═════ Source excerpt

Aaron Stone wrote:
On Thu, 2005-11-10 at 13:26 -0800, Robert Fleming wrote:
This has been discussed a couple times before. I've tried to summarize
it here:
http://www.dbmail.org/dokuwiki/doku.php?id=unicode_postgresql_database
Bug 218 had to do with problems with Unicode encoding prior to
PostgreSQL 8.1. But everything else sounds like it's to do with the very
nature of proper encodings in general. Is there still a version
dependent component to this issue?
I'm not sure that bug 218 was related to the Unicode fixes in PostgreSQL
8.1 -- attempting to store an ISO 8859-1 string (with octets > 127) in a
UNICODE database would fail with all recent versions of PostgreSQL. But
at the same time I can't make out what exactly happened for the bug
reporter. His message was "Content-Transfer-Encoding: 7bit", thus
/should/ not have had any octets outside the US-ASCII range -- thus
would be storable in a UNICODE db.
It seems to me that these are all the same problem: putting an invalid
UTF-8 sequence in a "text" field in a database with UNICODE encoding.
IMHO, the database should be asked to just store raw octets as they're
received from the Internet (as you mentioned, there are no guarantees
that received messages will not have encoding anomalies). So asking
the database to do automatic encoding conversions via the "client
encoding" mechanism is just going to cause problems (would need to
guarantee perfect round-tripping of conversions, e.g. to preserve
digital signatures).
I would say that in general, this dbmail issue is not dependent on
PostgreSQL version because no recent PostgreSQL version would have
allowed illegal UTF-8 sequences in UNICODE databases.
Robert

══════════
═════ Supplied material

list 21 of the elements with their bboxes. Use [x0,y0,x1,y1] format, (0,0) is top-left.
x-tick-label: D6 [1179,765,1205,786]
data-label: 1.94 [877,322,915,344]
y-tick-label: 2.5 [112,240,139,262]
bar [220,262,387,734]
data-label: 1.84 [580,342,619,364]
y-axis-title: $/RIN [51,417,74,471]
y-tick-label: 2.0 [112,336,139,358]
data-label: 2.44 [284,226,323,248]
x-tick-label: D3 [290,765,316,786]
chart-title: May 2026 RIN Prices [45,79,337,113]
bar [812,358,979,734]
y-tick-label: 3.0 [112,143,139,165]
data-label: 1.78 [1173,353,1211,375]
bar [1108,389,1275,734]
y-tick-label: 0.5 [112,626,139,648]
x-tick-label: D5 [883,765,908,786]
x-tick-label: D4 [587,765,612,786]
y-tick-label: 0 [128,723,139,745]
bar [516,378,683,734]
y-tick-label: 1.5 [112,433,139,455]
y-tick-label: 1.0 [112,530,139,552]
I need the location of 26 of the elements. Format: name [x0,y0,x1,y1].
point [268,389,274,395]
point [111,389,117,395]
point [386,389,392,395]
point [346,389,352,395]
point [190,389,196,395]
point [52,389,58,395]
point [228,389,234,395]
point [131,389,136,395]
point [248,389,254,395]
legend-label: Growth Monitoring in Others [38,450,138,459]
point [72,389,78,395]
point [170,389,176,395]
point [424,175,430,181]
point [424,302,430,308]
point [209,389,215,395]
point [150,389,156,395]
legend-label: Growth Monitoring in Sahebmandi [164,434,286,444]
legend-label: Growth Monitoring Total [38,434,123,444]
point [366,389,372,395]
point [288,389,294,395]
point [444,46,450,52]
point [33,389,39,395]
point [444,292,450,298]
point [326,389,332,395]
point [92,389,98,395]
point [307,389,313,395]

══════════

■ Written task
Using the dbmail encoding thread, answer these:
1. Which bug number is said to have had to do with Unicode encoding problems before PostgreSQL 8.1?
2. What "Content-Transfer-Encoding" did the bug reporter's message have?
3. What does Robert say all of these problems come down to?
The listing plays no part in answering anything here.

■ Exercise solution
1. Bug 218.
2. 7bit.
3. Putting an invalid UTF-8 sequence in a "text" field in a database with UNICODE encoding.